* _Do this_:
Reproduce every record exactly as it appears, but not the pictures.

* _Supplied records_:
(begin)

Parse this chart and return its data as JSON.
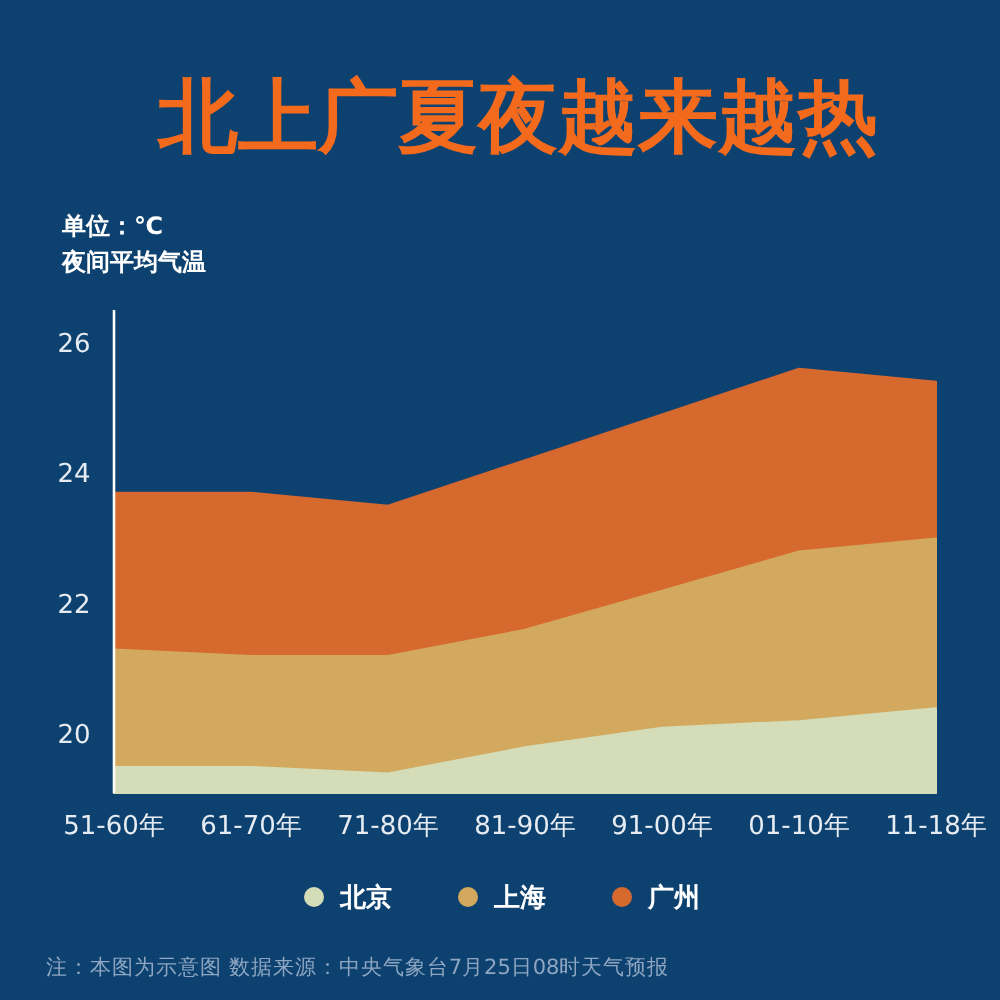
{
  "chart_data": {
    "type": "area",
    "title": "北上广夏夜越来越热",
    "ylabel": "单位：℃",
    "subtitle": "夜间平均气温",
    "categories": [
      "51-60年",
      "61-70年",
      "71-80年",
      "81-90年",
      "91-00年",
      "01-10年",
      "11-18年"
    ],
    "series": [
      {
        "name": "北京",
        "color": "#d4dcb8",
        "values": [
          19.5,
          19.5,
          19.4,
          19.8,
          20.1,
          20.2,
          20.4
        ]
      },
      {
        "name": "上海",
        "color": "#d2a95f",
        "values": [
          21.3,
          21.2,
          21.2,
          21.6,
          22.2,
          22.8,
          23.0
        ]
      },
      {
        "name": "广州",
        "color": "#d6692e",
        "values": [
          23.7,
          23.7,
          23.5,
          24.2,
          24.9,
          25.6,
          25.4
        ]
      }
    ],
    "ylim": [
      19.1,
      26.5
    ],
    "yticks": [
      20,
      22,
      24,
      26
    ],
    "legend": "bottom",
    "annotations": [
      "注：本图为示意图 数据来源：中央气象台7月25日08时天气预报"
    ]
  }
}
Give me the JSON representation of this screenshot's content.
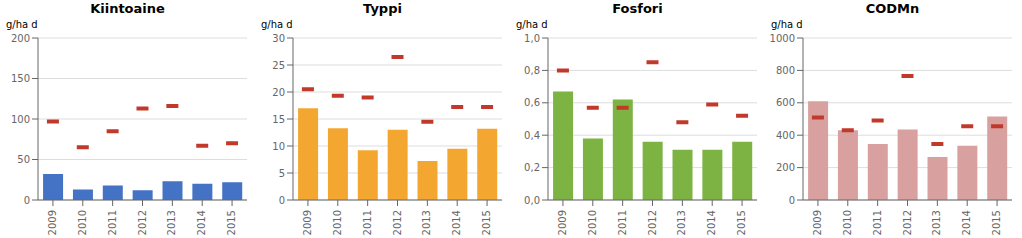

(end)

* _Task solution_:
Parse this chart and return its data as JSON.
{
  "chart_data": {
    "type": "area",
    "title": "北上广夏夜越来越热",
    "ylabel": "单位：℃",
    "subtitle": "夜间平均气温",
    "categories": [
      "51-60年",
      "61-70年",
      "71-80年",
      "81-90年",
      "91-00年",
      "01-10年",
      "11-18年"
    ],
    "series": [
      {
        "name": "北京",
        "color": "#d4dcb8",
        "values": [
          19.5,
          19.5,
          19.4,
          19.8,
          20.1,
          20.2,
          20.4
        ]
      },
      {
        "name": "上海",
        "color": "#d2a95f",
        "values": [
          21.3,
          21.2,
          21.2,
          21.6,
          22.2,
          22.8,
          23.0
        ]
      },
      {
        "name": "广州",
        "color": "#d6692e",
        "values": [
          23.7,
          23.7,
          23.5,
          24.2,
          24.9,
          25.6,
          25.4
        ]
      }
    ],
    "ylim": [
      19.1,
      26.5
    ],
    "yticks": [
      20,
      22,
      24,
      26
    ],
    "legend": "bottom",
    "annotations": [
      "注：本图为示意图 数据来源：中央气象台7月25日08时天气预报"
    ]
  }
}
Give me the JSON representation of this screenshot's content.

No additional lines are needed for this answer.